## Supplied passage

# Rad Fans Stay On??



## Max96 (Aug 25, 2005)

Just grabbed an '00 Altima with 56k today. Only thing I notice is that after driving for a few minutes the radiator fans, both of them, come on and stay on. They stay on for approximately a minute after I turn it off also. Its around 45degrees today, most of my driving is highway. This should definitely not be happening. I cant find any leaks, nothing boiling into the reservoir tank, temp guage normal, no clue why. Anyone had this same problem? Any idea how to fix?


----------



## Asleep (Jan 19, 2003)

its actually quite normal. not everyones altima does it but that doesnt necessarily mean that yours is bad. the coolant temp sensor could be a bit weak, but otherwise, you should be ok.


----------



## Matt93SE (Sep 17, 2003)

several issues it could be.. here's what I'd check first:

1. is your A/C or defrost on? the fans run all the time when the A/C is running. defrost also fires up the A/C to remove the moisture from the air and clear the windows quicker.

2. damaged/disconnected water temp sensor or wiring. when the sensor is disconnected or fails, it goes to an open circuit, which the ECU sees as infinite temperature. it then turns both fans on high to attempt to bring water temp down.

## Exercise task 1
Answer these questions about the radiator fan thread:
(a) What model year and mileage does the first poster give for the Altima?
(b) Which sensor does the reply from Asleep say could be a bit weak?
(c) According to Matt93SE, how does the ECU read a disconnected or failed water temp sensor?
## Exercise task 2
Return the rows below verbatim, from the line with "table-row: ロック機構 ラチェット式 (28, 162, 572, 207)" through the end of the rows.

Element-and-box listings
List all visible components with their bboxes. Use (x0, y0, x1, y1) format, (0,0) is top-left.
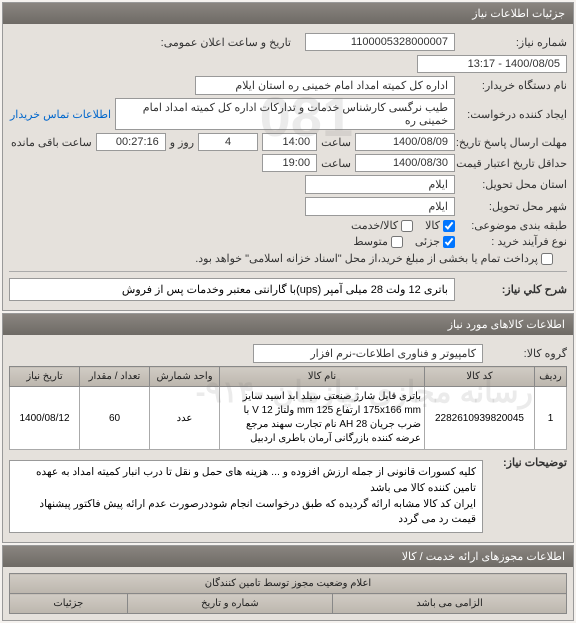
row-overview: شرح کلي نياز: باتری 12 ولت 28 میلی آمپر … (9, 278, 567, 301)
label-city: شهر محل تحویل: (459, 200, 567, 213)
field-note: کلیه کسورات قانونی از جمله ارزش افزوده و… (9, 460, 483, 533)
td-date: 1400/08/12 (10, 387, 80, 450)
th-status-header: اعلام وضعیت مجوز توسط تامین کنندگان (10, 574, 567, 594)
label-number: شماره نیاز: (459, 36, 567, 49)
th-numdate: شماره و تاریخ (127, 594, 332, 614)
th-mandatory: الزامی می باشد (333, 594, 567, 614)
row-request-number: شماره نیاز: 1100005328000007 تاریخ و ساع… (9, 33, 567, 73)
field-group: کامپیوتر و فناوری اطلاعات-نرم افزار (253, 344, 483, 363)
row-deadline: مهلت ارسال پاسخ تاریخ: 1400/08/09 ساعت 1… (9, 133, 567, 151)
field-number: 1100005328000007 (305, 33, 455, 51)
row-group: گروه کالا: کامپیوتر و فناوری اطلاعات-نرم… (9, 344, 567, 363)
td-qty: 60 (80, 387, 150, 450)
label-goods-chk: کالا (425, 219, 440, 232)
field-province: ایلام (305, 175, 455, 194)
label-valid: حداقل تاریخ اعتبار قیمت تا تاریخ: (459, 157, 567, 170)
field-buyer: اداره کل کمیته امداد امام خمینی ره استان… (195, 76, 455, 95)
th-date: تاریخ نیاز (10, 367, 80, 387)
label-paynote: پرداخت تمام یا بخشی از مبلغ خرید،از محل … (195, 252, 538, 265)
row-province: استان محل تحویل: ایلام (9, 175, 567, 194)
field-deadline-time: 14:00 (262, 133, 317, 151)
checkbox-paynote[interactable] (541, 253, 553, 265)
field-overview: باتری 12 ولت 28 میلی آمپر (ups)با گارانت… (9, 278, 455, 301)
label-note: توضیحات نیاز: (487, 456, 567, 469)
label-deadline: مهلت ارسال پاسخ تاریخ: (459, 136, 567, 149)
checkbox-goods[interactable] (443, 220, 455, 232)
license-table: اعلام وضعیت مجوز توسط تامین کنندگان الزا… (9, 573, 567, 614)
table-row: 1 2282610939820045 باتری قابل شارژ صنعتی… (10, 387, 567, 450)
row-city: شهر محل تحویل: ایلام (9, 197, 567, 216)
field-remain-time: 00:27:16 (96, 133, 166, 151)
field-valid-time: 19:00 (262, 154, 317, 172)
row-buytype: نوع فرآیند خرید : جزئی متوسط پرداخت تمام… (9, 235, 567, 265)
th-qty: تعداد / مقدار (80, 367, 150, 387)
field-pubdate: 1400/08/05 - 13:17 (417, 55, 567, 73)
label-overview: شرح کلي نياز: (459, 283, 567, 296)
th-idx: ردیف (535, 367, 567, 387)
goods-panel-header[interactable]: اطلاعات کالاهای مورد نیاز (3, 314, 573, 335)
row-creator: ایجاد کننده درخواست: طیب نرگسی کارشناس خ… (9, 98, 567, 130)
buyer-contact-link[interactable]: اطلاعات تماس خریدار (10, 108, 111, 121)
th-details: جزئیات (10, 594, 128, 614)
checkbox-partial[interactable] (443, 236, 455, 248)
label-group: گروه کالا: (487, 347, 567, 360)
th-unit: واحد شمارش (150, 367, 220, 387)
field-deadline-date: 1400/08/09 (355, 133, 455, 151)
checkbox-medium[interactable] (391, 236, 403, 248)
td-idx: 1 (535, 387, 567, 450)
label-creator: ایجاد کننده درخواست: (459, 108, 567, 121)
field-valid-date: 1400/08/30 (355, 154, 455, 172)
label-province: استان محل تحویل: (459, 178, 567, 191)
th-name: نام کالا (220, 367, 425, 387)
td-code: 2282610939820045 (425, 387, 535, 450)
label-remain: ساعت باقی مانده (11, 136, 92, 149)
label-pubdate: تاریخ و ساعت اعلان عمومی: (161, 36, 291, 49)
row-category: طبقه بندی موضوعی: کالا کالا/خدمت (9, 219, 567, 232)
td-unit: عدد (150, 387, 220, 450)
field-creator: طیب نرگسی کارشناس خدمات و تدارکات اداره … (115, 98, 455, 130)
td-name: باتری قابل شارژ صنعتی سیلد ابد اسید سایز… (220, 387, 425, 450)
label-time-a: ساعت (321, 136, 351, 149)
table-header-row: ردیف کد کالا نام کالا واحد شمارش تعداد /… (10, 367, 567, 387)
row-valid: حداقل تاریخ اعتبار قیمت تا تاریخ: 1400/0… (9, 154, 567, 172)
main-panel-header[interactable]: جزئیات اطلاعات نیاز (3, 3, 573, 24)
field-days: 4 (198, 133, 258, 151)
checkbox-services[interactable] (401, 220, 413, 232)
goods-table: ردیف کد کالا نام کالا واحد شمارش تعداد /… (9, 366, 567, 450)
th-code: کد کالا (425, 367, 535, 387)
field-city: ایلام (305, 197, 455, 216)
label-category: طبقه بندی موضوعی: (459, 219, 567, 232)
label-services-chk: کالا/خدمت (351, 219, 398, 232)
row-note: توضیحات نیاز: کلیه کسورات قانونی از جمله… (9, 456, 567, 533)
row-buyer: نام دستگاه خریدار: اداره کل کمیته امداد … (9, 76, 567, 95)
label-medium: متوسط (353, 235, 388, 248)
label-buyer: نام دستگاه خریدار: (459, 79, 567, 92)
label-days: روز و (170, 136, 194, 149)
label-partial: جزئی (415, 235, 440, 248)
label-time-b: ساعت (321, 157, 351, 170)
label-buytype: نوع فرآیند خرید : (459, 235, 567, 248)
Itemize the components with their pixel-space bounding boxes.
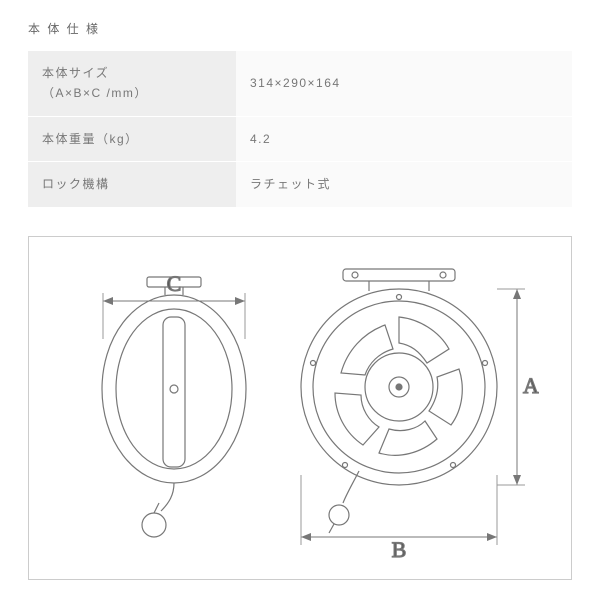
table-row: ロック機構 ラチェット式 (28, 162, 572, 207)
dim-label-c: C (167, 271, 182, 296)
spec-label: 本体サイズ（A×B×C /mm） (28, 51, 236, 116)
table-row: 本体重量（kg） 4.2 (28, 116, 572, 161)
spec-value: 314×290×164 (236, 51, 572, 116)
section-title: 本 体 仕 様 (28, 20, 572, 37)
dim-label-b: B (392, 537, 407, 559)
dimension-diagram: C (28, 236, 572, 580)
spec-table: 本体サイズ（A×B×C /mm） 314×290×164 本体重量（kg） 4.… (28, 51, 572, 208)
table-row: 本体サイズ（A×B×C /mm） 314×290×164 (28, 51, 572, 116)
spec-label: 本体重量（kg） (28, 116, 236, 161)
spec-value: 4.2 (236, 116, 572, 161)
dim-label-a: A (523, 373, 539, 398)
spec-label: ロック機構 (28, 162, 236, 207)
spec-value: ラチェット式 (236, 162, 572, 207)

## Exercise output 1
(a) An '00 Altima with 56k.
(b) The coolant temp sensor.
(c) As infinite temperature.

## Exercise output 2
table-row: ロック機構 ラチェット式 (28, 162, 572, 207)
dim-label-c: C (167, 271, 182, 296)
spec-label: 本体サイズ（A×B×C /mm） (28, 51, 236, 116)
table-row: 本体重量（kg） 4.2 (28, 116, 572, 161)
spec-value: 314×290×164 (236, 51, 572, 116)
section-title: 本 体 仕 様 (28, 20, 572, 37)
dim-label-b: B (392, 537, 407, 559)
dimension-diagram: C (28, 236, 572, 580)
spec-table: 本体サイズ（A×B×C /mm） 314×290×164 本体重量（kg） 4.… (28, 51, 572, 208)
table-row: 本体サイズ（A×B×C /mm） 314×290×164 (28, 51, 572, 116)
spec-label: 本体重量（kg） (28, 116, 236, 161)
spec-value: 4.2 (236, 116, 572, 161)
dim-label-a: A (523, 373, 539, 398)
spec-label: ロック機構 (28, 162, 236, 207)
spec-value: ラチェット式 (236, 162, 572, 207)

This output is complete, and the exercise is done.